Leave the pictures out, and retype all of the material exactly as written.

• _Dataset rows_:
□ □ □

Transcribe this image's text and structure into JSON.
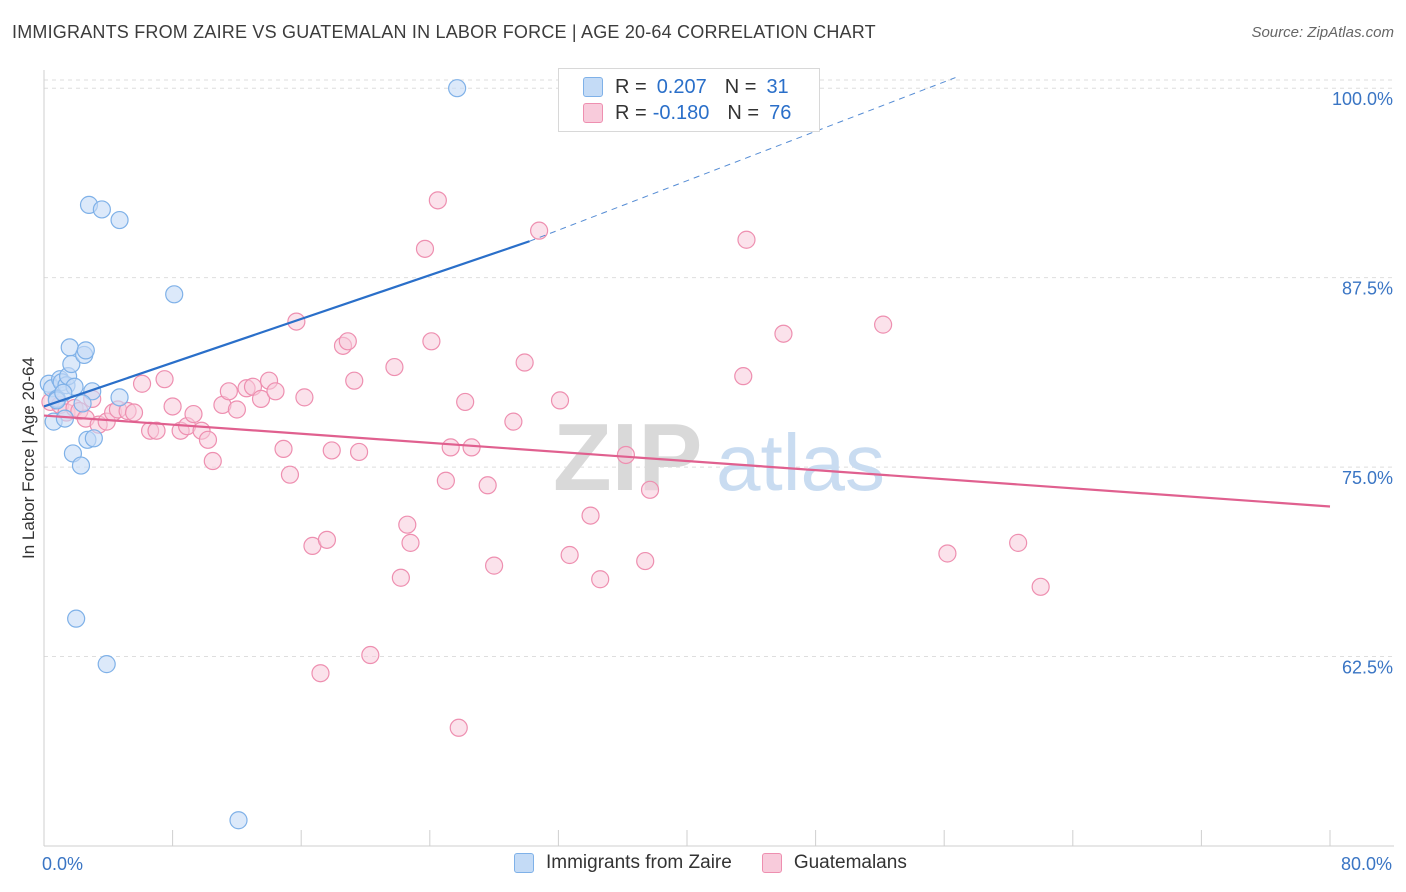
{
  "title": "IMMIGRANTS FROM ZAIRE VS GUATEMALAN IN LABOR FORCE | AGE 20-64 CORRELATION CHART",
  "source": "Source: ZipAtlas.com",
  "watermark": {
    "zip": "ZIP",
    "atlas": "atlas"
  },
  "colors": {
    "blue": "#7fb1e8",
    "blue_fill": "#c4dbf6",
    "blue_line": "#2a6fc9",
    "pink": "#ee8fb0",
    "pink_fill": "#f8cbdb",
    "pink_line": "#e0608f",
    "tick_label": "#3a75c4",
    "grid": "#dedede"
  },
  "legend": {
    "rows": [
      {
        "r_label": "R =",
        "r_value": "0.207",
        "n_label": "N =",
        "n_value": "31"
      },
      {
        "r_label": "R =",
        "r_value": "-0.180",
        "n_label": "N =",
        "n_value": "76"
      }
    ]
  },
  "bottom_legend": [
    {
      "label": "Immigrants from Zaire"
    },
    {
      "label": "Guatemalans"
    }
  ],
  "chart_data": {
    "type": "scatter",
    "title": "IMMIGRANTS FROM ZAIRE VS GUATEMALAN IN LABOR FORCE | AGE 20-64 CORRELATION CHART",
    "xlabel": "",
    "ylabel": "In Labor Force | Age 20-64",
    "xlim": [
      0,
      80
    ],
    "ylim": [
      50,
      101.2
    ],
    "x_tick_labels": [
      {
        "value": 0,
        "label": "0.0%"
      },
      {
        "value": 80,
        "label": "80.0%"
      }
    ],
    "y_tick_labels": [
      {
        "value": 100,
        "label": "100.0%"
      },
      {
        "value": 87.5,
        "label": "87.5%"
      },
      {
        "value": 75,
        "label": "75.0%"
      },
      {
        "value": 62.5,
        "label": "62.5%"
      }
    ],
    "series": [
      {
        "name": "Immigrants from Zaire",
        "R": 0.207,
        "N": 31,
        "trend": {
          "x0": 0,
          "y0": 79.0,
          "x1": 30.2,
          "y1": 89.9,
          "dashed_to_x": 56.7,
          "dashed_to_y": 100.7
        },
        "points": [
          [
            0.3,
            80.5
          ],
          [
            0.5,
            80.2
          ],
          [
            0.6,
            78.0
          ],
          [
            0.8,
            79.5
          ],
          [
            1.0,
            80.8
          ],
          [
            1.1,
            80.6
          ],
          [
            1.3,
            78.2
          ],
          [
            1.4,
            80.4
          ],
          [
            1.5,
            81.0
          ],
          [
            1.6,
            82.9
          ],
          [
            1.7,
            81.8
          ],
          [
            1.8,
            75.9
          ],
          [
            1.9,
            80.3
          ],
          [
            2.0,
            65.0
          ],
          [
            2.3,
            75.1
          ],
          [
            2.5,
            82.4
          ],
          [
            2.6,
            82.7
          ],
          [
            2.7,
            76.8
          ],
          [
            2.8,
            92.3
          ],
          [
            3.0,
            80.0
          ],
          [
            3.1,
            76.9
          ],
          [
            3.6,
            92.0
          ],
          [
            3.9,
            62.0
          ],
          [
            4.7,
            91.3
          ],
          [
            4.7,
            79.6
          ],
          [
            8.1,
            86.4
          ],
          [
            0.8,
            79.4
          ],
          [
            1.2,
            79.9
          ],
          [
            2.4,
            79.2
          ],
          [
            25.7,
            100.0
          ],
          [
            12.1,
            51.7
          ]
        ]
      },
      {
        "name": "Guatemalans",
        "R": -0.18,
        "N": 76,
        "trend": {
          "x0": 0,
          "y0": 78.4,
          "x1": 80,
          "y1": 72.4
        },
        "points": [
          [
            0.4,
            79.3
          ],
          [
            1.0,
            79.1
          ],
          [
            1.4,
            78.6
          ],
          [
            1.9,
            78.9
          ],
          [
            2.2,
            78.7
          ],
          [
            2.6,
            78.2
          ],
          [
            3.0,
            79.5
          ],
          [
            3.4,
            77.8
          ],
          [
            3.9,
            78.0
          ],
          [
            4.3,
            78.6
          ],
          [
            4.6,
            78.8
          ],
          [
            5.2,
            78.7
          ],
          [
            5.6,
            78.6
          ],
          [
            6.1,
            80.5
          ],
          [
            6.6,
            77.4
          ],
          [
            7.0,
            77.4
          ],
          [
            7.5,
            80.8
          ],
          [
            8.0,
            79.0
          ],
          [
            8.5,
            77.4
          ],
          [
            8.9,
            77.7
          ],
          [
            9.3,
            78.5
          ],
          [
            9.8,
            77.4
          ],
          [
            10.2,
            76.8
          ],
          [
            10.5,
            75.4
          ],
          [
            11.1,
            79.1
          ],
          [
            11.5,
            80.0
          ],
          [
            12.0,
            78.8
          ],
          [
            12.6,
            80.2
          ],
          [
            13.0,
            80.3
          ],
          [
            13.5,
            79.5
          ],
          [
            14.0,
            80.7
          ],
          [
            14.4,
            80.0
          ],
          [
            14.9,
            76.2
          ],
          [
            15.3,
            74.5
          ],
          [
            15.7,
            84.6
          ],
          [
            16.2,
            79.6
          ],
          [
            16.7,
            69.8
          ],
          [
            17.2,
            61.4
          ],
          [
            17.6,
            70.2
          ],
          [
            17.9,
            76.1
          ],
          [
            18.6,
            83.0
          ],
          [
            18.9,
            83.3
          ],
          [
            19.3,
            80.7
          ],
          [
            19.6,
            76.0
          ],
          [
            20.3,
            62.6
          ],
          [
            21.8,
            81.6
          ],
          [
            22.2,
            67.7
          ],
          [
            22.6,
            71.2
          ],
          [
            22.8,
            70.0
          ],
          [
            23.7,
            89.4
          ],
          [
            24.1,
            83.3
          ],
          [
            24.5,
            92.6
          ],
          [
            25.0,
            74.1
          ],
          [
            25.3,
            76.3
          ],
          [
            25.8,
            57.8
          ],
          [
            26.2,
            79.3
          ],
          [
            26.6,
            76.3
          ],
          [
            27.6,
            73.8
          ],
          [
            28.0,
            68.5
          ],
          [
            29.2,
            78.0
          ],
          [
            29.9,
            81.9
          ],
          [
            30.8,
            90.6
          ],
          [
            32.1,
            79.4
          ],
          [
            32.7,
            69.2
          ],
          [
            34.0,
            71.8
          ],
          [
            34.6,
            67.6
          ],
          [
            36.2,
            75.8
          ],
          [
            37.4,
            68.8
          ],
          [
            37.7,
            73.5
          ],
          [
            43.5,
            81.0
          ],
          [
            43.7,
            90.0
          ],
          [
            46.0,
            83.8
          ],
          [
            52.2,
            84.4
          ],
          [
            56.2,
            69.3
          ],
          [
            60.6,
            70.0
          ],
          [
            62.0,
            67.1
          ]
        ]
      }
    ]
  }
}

□ □ □

• _Response_:
Transcribe this image's text and structure into JSON.
{
  "title": "IMMIGRANTS FROM ZAIRE VS GUATEMALAN IN LABOR FORCE | AGE 20-64 CORRELATION CHART",
  "source": "Source: ZipAtlas.com",
  "watermark": {
    "zip": "ZIP",
    "atlas": "atlas"
  },
  "colors": {
    "blue": "#7fb1e8",
    "blue_fill": "#c4dbf6",
    "blue_line": "#2a6fc9",
    "pink": "#ee8fb0",
    "pink_fill": "#f8cbdb",
    "pink_line": "#e0608f",
    "tick_label": "#3a75c4",
    "grid": "#dedede"
  },
  "legend": {
    "rows": [
      {
        "r_label": "R =",
        "r_value": "0.207",
        "n_label": "N =",
        "n_value": "31"
      },
      {
        "r_label": "R =",
        "r_value": "-0.180",
        "n_label": "N =",
        "n_value": "76"
      }
    ]
  },
  "bottom_legend": [
    {
      "label": "Immigrants from Zaire"
    },
    {
      "label": "Guatemalans"
    }
  ],
  "chart_data": {
    "type": "scatter",
    "title": "IMMIGRANTS FROM ZAIRE VS GUATEMALAN IN LABOR FORCE | AGE 20-64 CORRELATION CHART",
    "xlabel": "",
    "ylabel": "In Labor Force | Age 20-64",
    "xlim": [
      0,
      80
    ],
    "ylim": [
      50,
      101.2
    ],
    "x_tick_labels": [
      {
        "value": 0,
        "label": "0.0%"
      },
      {
        "value": 80,
        "label": "80.0%"
      }
    ],
    "y_tick_labels": [
      {
        "value": 100,
        "label": "100.0%"
      },
      {
        "value": 87.5,
        "label": "87.5%"
      },
      {
        "value": 75,
        "label": "75.0%"
      },
      {
        "value": 62.5,
        "label": "62.5%"
      }
    ],
    "series": [
      {
        "name": "Immigrants from Zaire",
        "R": 0.207,
        "N": 31,
        "trend": {
          "x0": 0,
          "y0": 79.0,
          "x1": 30.2,
          "y1": 89.9,
          "dashed_to_x": 56.7,
          "dashed_to_y": 100.7
        },
        "points": [
          [
            0.3,
            80.5
          ],
          [
            0.5,
            80.2
          ],
          [
            0.6,
            78.0
          ],
          [
            0.8,
            79.5
          ],
          [
            1.0,
            80.8
          ],
          [
            1.1,
            80.6
          ],
          [
            1.3,
            78.2
          ],
          [
            1.4,
            80.4
          ],
          [
            1.5,
            81.0
          ],
          [
            1.6,
            82.9
          ],
          [
            1.7,
            81.8
          ],
          [
            1.8,
            75.9
          ],
          [
            1.9,
            80.3
          ],
          [
            2.0,
            65.0
          ],
          [
            2.3,
            75.1
          ],
          [
            2.5,
            82.4
          ],
          [
            2.6,
            82.7
          ],
          [
            2.7,
            76.8
          ],
          [
            2.8,
            92.3
          ],
          [
            3.0,
            80.0
          ],
          [
            3.1,
            76.9
          ],
          [
            3.6,
            92.0
          ],
          [
            3.9,
            62.0
          ],
          [
            4.7,
            91.3
          ],
          [
            4.7,
            79.6
          ],
          [
            8.1,
            86.4
          ],
          [
            0.8,
            79.4
          ],
          [
            1.2,
            79.9
          ],
          [
            2.4,
            79.2
          ],
          [
            25.7,
            100.0
          ],
          [
            12.1,
            51.7
          ]
        ]
      },
      {
        "name": "Guatemalans",
        "R": -0.18,
        "N": 76,
        "trend": {
          "x0": 0,
          "y0": 78.4,
          "x1": 80,
          "y1": 72.4
        },
        "points": [
          [
            0.4,
            79.3
          ],
          [
            1.0,
            79.1
          ],
          [
            1.4,
            78.6
          ],
          [
            1.9,
            78.9
          ],
          [
            2.2,
            78.7
          ],
          [
            2.6,
            78.2
          ],
          [
            3.0,
            79.5
          ],
          [
            3.4,
            77.8
          ],
          [
            3.9,
            78.0
          ],
          [
            4.3,
            78.6
          ],
          [
            4.6,
            78.8
          ],
          [
            5.2,
            78.7
          ],
          [
            5.6,
            78.6
          ],
          [
            6.1,
            80.5
          ],
          [
            6.6,
            77.4
          ],
          [
            7.0,
            77.4
          ],
          [
            7.5,
            80.8
          ],
          [
            8.0,
            79.0
          ],
          [
            8.5,
            77.4
          ],
          [
            8.9,
            77.7
          ],
          [
            9.3,
            78.5
          ],
          [
            9.8,
            77.4
          ],
          [
            10.2,
            76.8
          ],
          [
            10.5,
            75.4
          ],
          [
            11.1,
            79.1
          ],
          [
            11.5,
            80.0
          ],
          [
            12.0,
            78.8
          ],
          [
            12.6,
            80.2
          ],
          [
            13.0,
            80.3
          ],
          [
            13.5,
            79.5
          ],
          [
            14.0,
            80.7
          ],
          [
            14.4,
            80.0
          ],
          [
            14.9,
            76.2
          ],
          [
            15.3,
            74.5
          ],
          [
            15.7,
            84.6
          ],
          [
            16.2,
            79.6
          ],
          [
            16.7,
            69.8
          ],
          [
            17.2,
            61.4
          ],
          [
            17.6,
            70.2
          ],
          [
            17.9,
            76.1
          ],
          [
            18.6,
            83.0
          ],
          [
            18.9,
            83.3
          ],
          [
            19.3,
            80.7
          ],
          [
            19.6,
            76.0
          ],
          [
            20.3,
            62.6
          ],
          [
            21.8,
            81.6
          ],
          [
            22.2,
            67.7
          ],
          [
            22.6,
            71.2
          ],
          [
            22.8,
            70.0
          ],
          [
            23.7,
            89.4
          ],
          [
            24.1,
            83.3
          ],
          [
            24.5,
            92.6
          ],
          [
            25.0,
            74.1
          ],
          [
            25.3,
            76.3
          ],
          [
            25.8,
            57.8
          ],
          [
            26.2,
            79.3
          ],
          [
            26.6,
            76.3
          ],
          [
            27.6,
            73.8
          ],
          [
            28.0,
            68.5
          ],
          [
            29.2,
            78.0
          ],
          [
            29.9,
            81.9
          ],
          [
            30.8,
            90.6
          ],
          [
            32.1,
            79.4
          ],
          [
            32.7,
            69.2
          ],
          [
            34.0,
            71.8
          ],
          [
            34.6,
            67.6
          ],
          [
            36.2,
            75.8
          ],
          [
            37.4,
            68.8
          ],
          [
            37.7,
            73.5
          ],
          [
            43.5,
            81.0
          ],
          [
            43.7,
            90.0
          ],
          [
            46.0,
            83.8
          ],
          [
            52.2,
            84.4
          ],
          [
            56.2,
            69.3
          ],
          [
            60.6,
            70.0
          ],
          [
            62.0,
            67.1
          ]
        ]
      }
    ]
  }
}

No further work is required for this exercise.